PROBLEM: Pick out every line that holds the string "name" and copy it.

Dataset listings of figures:
╔══

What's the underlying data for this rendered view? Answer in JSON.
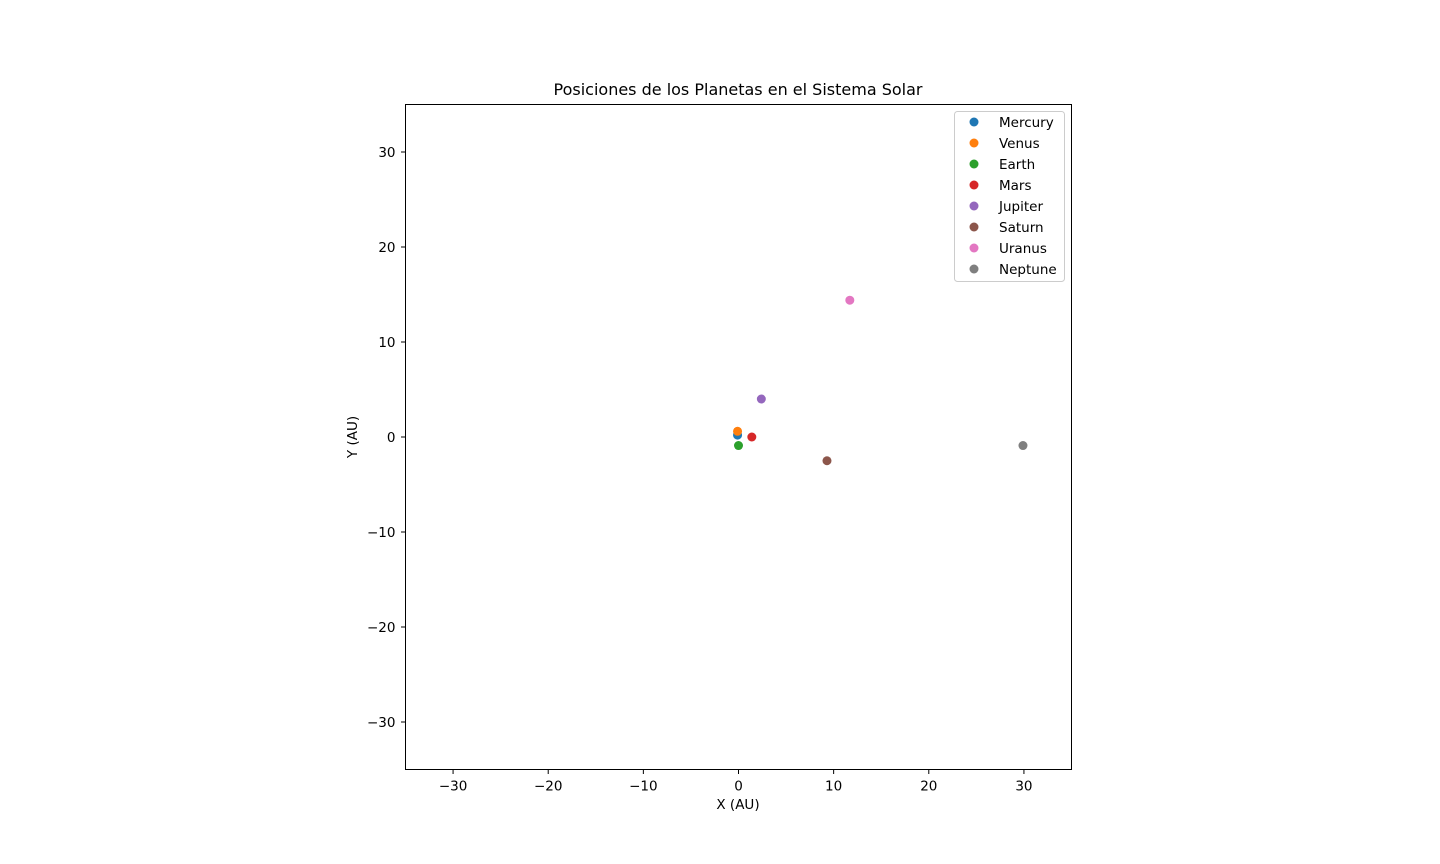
{
  "chart_data": {
    "type": "scatter",
    "title": "Posiciones de los Planetas en el Sistema Solar",
    "xlabel": "X (AU)",
    "ylabel": "Y (AU)",
    "xlim": [
      -35,
      35
    ],
    "ylim": [
      -35,
      35
    ],
    "xticks": [
      -30,
      -20,
      -10,
      0,
      10,
      20,
      30
    ],
    "yticks": [
      -30,
      -20,
      -10,
      0,
      10,
      20,
      30
    ],
    "grid": false,
    "legend_position": "top-right",
    "series": [
      {
        "name": "Mercury",
        "color": "#1f77b4",
        "x": [
          -0.1
        ],
        "y": [
          0.2
        ]
      },
      {
        "name": "Venus",
        "color": "#ff7f0e",
        "x": [
          -0.1
        ],
        "y": [
          0.6
        ]
      },
      {
        "name": "Earth",
        "color": "#2ca02c",
        "x": [
          0.0
        ],
        "y": [
          -0.9
        ]
      },
      {
        "name": "Mars",
        "color": "#d62728",
        "x": [
          1.4
        ],
        "y": [
          0.0
        ]
      },
      {
        "name": "Jupiter",
        "color": "#9467bd",
        "x": [
          2.4
        ],
        "y": [
          4.0
        ]
      },
      {
        "name": "Saturn",
        "color": "#8c564b",
        "x": [
          9.3
        ],
        "y": [
          -2.5
        ]
      },
      {
        "name": "Uranus",
        "color": "#e377c2",
        "x": [
          11.7
        ],
        "y": [
          14.4
        ]
      },
      {
        "name": "Neptune",
        "color": "#7f7f7f",
        "x": [
          29.9
        ],
        "y": [
          -0.9
        ]
      }
    ]
  }
}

╚══

OUTPUT OF THE EXERCISE:
        "name": "Mercury",
        "name": "Venus",
        "name": "Earth",
        "name": "Mars",
        "name": "Jupiter",
        "name": "Saturn",
        "name": "Uranus",
        "name": "Neptune",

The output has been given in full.